• EXTRACTED DATA

┄┄┄┄┄┄

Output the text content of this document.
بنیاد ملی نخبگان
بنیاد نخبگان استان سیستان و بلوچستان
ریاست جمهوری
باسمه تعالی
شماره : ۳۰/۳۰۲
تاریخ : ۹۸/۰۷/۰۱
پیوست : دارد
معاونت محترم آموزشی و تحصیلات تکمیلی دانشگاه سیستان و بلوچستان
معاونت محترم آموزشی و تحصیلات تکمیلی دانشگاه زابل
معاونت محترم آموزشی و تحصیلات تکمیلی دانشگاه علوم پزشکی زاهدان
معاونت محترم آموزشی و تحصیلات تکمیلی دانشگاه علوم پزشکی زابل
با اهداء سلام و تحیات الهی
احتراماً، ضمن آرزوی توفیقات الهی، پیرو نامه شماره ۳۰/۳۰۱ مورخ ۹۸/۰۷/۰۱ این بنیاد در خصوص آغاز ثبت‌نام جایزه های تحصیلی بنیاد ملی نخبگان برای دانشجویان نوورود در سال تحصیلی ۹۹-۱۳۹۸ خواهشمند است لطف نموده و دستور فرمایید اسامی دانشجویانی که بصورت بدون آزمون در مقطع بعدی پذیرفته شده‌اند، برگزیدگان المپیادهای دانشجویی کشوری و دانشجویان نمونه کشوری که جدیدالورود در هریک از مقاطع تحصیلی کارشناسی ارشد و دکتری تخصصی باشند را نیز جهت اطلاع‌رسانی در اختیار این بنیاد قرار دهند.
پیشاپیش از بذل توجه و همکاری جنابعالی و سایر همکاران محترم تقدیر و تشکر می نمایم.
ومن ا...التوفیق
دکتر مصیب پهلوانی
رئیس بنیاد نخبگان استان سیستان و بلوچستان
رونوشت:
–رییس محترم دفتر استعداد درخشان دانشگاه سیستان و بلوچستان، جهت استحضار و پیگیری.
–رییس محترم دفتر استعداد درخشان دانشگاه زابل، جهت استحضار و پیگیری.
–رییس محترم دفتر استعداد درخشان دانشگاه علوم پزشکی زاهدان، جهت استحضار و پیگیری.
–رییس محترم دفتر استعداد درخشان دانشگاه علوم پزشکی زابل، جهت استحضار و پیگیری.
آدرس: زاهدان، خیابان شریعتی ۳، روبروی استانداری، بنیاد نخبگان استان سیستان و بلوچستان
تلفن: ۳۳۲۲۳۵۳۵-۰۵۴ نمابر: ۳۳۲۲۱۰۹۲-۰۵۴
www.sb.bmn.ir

┄┄┄┄┄┄

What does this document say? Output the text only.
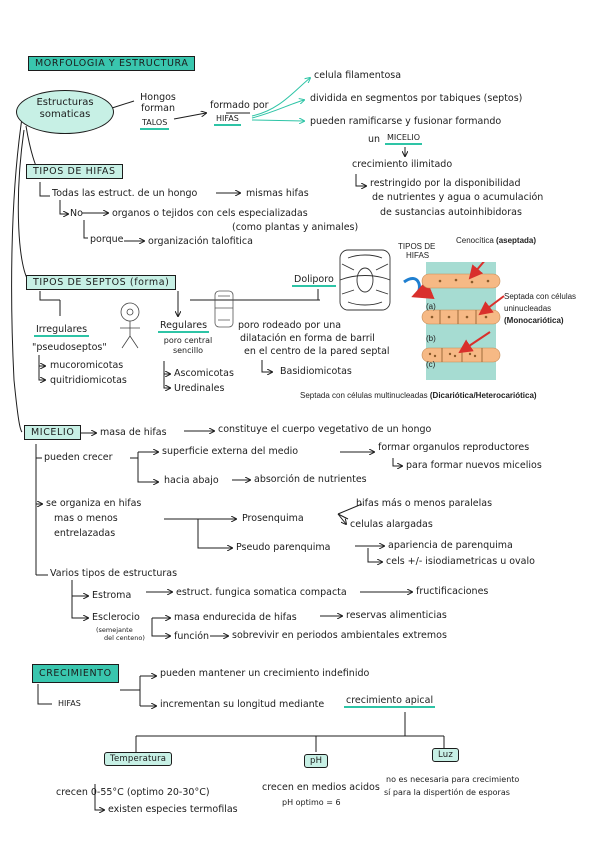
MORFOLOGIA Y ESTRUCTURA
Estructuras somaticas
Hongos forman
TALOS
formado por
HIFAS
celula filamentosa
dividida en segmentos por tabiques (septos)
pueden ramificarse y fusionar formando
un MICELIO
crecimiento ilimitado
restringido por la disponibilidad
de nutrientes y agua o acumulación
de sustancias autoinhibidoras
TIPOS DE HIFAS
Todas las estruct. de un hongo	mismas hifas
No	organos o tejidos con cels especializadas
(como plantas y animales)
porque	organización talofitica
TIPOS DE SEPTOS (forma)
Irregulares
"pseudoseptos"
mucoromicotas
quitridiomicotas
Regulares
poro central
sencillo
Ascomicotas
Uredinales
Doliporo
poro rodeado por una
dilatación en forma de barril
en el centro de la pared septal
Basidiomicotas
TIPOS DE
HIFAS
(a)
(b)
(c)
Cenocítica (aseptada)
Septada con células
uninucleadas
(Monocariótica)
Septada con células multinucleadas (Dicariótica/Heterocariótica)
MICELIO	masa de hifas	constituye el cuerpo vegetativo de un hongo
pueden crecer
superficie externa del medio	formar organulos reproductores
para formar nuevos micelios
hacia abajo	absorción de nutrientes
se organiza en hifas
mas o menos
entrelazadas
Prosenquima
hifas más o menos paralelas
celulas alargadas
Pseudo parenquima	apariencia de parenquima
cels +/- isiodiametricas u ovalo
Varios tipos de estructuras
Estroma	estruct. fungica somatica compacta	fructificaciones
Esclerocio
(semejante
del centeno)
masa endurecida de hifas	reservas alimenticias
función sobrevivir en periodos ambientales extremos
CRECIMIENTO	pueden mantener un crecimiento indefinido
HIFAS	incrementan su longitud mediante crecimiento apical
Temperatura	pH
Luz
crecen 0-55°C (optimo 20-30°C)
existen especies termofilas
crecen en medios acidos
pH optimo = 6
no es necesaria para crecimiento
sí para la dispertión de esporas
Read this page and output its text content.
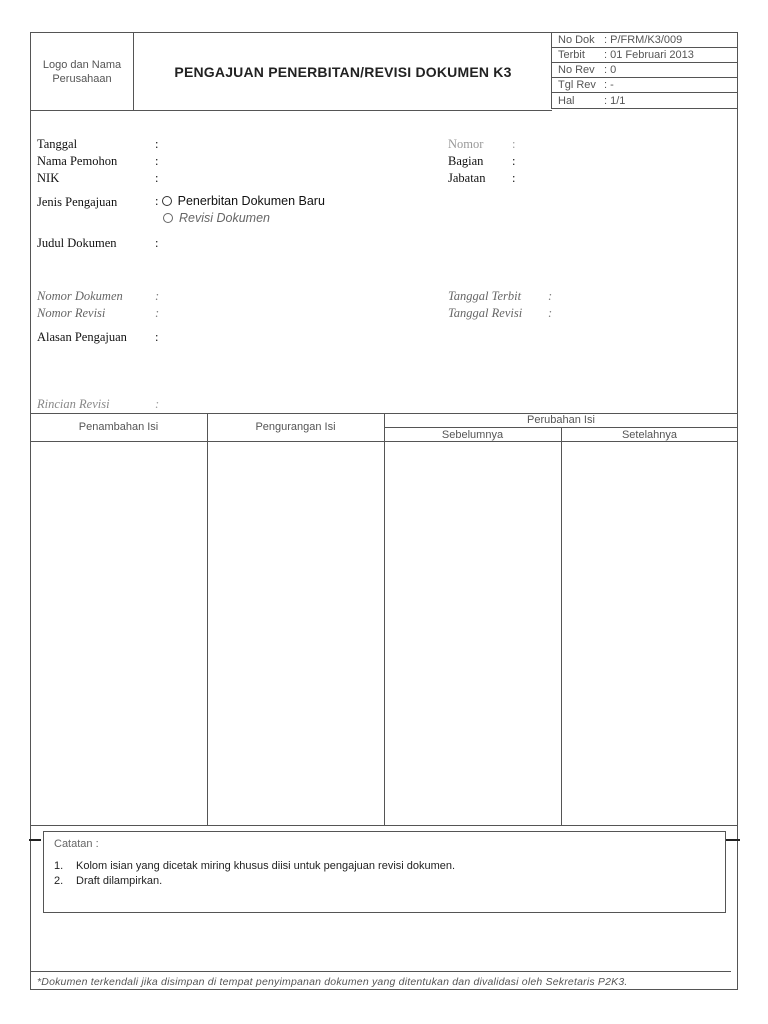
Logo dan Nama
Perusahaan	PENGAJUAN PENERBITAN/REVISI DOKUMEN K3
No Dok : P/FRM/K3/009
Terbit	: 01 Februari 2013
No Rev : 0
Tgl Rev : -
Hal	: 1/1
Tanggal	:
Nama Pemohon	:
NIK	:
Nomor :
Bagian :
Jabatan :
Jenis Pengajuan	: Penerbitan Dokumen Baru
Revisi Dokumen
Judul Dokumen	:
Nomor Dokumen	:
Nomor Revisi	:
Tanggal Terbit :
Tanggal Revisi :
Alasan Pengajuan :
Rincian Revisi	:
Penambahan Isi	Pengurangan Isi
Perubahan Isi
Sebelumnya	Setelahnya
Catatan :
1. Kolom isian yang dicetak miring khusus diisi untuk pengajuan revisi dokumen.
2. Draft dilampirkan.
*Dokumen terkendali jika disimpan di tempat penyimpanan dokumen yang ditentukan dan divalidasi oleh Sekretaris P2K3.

┄┄┄┄┄┄

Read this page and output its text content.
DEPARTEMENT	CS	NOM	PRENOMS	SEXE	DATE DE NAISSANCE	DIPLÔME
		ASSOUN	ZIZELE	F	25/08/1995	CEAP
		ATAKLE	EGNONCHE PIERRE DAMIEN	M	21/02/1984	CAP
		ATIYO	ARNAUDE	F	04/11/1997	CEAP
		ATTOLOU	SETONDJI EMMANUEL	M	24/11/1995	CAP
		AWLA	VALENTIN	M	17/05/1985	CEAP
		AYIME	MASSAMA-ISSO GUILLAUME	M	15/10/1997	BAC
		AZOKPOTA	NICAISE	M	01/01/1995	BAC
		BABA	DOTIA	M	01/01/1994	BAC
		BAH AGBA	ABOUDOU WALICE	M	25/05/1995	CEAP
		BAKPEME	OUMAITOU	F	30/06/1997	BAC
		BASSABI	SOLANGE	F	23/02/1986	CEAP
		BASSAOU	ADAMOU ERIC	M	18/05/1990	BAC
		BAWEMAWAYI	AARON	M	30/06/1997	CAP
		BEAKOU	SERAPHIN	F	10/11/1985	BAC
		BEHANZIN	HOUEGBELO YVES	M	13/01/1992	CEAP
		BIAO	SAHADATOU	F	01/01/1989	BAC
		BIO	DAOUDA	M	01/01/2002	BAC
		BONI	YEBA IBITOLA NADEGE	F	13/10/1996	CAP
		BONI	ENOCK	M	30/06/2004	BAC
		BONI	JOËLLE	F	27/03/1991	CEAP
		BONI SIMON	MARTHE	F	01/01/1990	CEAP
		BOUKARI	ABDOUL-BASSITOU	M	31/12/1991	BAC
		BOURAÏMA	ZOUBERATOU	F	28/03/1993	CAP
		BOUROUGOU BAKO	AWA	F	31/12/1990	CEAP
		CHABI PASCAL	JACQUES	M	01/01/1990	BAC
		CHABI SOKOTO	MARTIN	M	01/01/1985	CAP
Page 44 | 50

┄┄┄┄┄┄

• SHORT EXERCISE
Filter the records down to the lines that contain the string "استحضار", and copy those lines.

• CORRECT OUTPUT
–رییس محترم دفتر استعداد درخشان دانشگاه سیستان و بلوچستان، جهت استحضار و پیگیری.
–رییس محترم دفتر استعداد درخشان دانشگاه زابل، جهت استحضار و پیگیری.
–رییس محترم دفتر استعداد درخشان دانشگاه علوم پزشکی زاهدان، جهت استحضار و پیگیری.
–رییس محترم دفتر استعداد درخشان دانشگاه علوم پزشکی زابل، جهت استحضار و پیگیری.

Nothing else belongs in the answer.